* Stated exercise *
Reproduce the listing below without any change.
--- Begin Exercise materials ---
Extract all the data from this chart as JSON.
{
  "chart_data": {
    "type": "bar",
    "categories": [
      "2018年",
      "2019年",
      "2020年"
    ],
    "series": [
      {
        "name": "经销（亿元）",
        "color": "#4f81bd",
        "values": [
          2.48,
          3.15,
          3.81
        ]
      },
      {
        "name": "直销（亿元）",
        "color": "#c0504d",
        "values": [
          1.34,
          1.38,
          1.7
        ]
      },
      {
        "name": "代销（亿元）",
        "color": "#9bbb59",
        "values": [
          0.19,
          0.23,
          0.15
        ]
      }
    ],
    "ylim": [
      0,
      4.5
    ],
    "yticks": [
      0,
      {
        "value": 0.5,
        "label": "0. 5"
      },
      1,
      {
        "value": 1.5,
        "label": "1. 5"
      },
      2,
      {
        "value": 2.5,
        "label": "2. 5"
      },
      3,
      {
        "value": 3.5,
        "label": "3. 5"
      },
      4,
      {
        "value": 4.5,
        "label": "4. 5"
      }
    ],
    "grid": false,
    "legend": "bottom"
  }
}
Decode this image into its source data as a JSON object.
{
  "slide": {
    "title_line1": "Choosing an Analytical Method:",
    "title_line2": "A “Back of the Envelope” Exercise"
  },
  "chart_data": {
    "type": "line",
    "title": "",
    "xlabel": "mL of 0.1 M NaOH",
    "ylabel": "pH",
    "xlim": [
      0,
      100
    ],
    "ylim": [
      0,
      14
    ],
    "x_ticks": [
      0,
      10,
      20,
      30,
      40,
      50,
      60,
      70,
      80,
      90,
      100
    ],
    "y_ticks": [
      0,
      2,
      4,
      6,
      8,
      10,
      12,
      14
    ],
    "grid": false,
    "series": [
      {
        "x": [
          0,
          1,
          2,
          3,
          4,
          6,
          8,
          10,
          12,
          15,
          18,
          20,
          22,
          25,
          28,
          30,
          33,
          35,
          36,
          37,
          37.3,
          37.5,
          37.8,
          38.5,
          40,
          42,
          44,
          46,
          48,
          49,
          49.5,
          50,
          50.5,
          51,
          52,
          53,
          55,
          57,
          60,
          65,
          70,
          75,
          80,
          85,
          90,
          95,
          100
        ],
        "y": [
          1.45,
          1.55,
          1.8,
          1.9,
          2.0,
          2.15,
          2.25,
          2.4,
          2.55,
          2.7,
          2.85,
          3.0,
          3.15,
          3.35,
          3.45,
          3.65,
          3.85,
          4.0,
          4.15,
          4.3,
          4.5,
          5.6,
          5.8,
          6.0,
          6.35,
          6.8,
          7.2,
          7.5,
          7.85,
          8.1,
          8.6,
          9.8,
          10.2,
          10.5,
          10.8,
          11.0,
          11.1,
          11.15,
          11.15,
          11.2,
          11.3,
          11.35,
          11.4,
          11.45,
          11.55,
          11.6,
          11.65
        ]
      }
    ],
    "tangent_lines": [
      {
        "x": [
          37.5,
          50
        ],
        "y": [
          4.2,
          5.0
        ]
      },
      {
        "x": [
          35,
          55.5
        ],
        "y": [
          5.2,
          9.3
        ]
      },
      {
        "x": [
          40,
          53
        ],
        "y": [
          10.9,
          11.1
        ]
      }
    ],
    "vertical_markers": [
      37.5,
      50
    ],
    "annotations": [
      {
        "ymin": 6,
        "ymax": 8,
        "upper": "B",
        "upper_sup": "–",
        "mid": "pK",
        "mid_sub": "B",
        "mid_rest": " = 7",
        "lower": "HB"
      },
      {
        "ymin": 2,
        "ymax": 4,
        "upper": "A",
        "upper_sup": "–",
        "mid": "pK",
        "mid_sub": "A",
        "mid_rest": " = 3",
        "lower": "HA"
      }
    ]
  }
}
--- End Exercise materials ---
* Answer for this exercise *
Extract all the data from this chart as JSON.
{
  "chart_data": {
    "type": "bar",
    "categories": [
      "2018年",
      "2019年",
      "2020年"
    ],
    "series": [
      {
        "name": "经销（亿元）",
        "color": "#4f81bd",
        "values": [
          2.48,
          3.15,
          3.81
        ]
      },
      {
        "name": "直销（亿元）",
        "color": "#c0504d",
        "values": [
          1.34,
          1.38,
          1.7
        ]
      },
      {
        "name": "代销（亿元）",
        "color": "#9bbb59",
        "values": [
          0.19,
          0.23,
          0.15
        ]
      }
    ],
    "ylim": [
      0,
      4.5
    ],
    "yticks": [
      0,
      {
        "value": 0.5,
        "label": "0. 5"
      },
      1,
      {
        "value": 1.5,
        "label": "1. 5"
      },
      2,
      {
        "value": 2.5,
        "label": "2. 5"
      },
      3,
      {
        "value": 3.5,
        "label": "3. 5"
      },
      4,
      {
        "value": 4.5,
        "label": "4. 5"
      }
    ],
    "grid": false,
    "legend": "bottom"
  }
}
Decode this image into its source data as a JSON object.
{
  "slide": {
    "title_line1": "Choosing an Analytical Method:",
    "title_line2": "A “Back of the Envelope” Exercise"
  },
  "chart_data": {
    "type": "line",
    "title": "",
    "xlabel": "mL of 0.1 M NaOH",
    "ylabel": "pH",
    "xlim": [
      0,
      100
    ],
    "ylim": [
      0,
      14
    ],
    "x_ticks": [
      0,
      10,
      20,
      30,
      40,
      50,
      60,
      70,
      80,
      90,
      100
    ],
    "y_ticks": [
      0,
      2,
      4,
      6,
      8,
      10,
      12,
      14
    ],
    "grid": false,
    "series": [
      {
        "x": [
          0,
          1,
          2,
          3,
          4,
          6,
          8,
          10,
          12,
          15,
          18,
          20,
          22,
          25,
          28,
          30,
          33,
          35,
          36,
          37,
          37.3,
          37.5,
          37.8,
          38.5,
          40,
          42,
          44,
          46,
          48,
          49,
          49.5,
          50,
          50.5,
          51,
          52,
          53,
          55,
          57,
          60,
          65,
          70,
          75,
          80,
          85,
          90,
          95,
          100
        ],
        "y": [
          1.45,
          1.55,
          1.8,
          1.9,
          2.0,
          2.15,
          2.25,
          2.4,
          2.55,
          2.7,
          2.85,
          3.0,
          3.15,
          3.35,
          3.45,
          3.65,
          3.85,
          4.0,
          4.15,
          4.3,
          4.5,
          5.6,
          5.8,
          6.0,
          6.35,
          6.8,
          7.2,
          7.5,
          7.85,
          8.1,
          8.6,
          9.8,
          10.2,
          10.5,
          10.8,
          11.0,
          11.1,
          11.15,
          11.15,
          11.2,
          11.3,
          11.35,
          11.4,
          11.45,
          11.55,
          11.6,
          11.65
        ]
      }
    ],
    "tangent_lines": [
      {
        "x": [
          37.5,
          50
        ],
        "y": [
          4.2,
          5.0
        ]
      },
      {
        "x": [
          35,
          55.5
        ],
        "y": [
          5.2,
          9.3
        ]
      },
      {
        "x": [
          40,
          53
        ],
        "y": [
          10.9,
          11.1
        ]
      }
    ],
    "vertical_markers": [
      37.5,
      50
    ],
    "annotations": [
      {
        "ymin": 6,
        "ymax": 8,
        "upper": "B",
        "upper_sup": "–",
        "mid": "pK",
        "mid_sub": "B",
        "mid_rest": " = 7",
        "lower": "HB"
      },
      {
        "ymin": 2,
        "ymax": 4,
        "upper": "A",
        "upper_sup": "–",
        "mid": "pK",
        "mid_sub": "A",
        "mid_rest": " = 3",
        "lower": "HA"
      }
    ]
  }
}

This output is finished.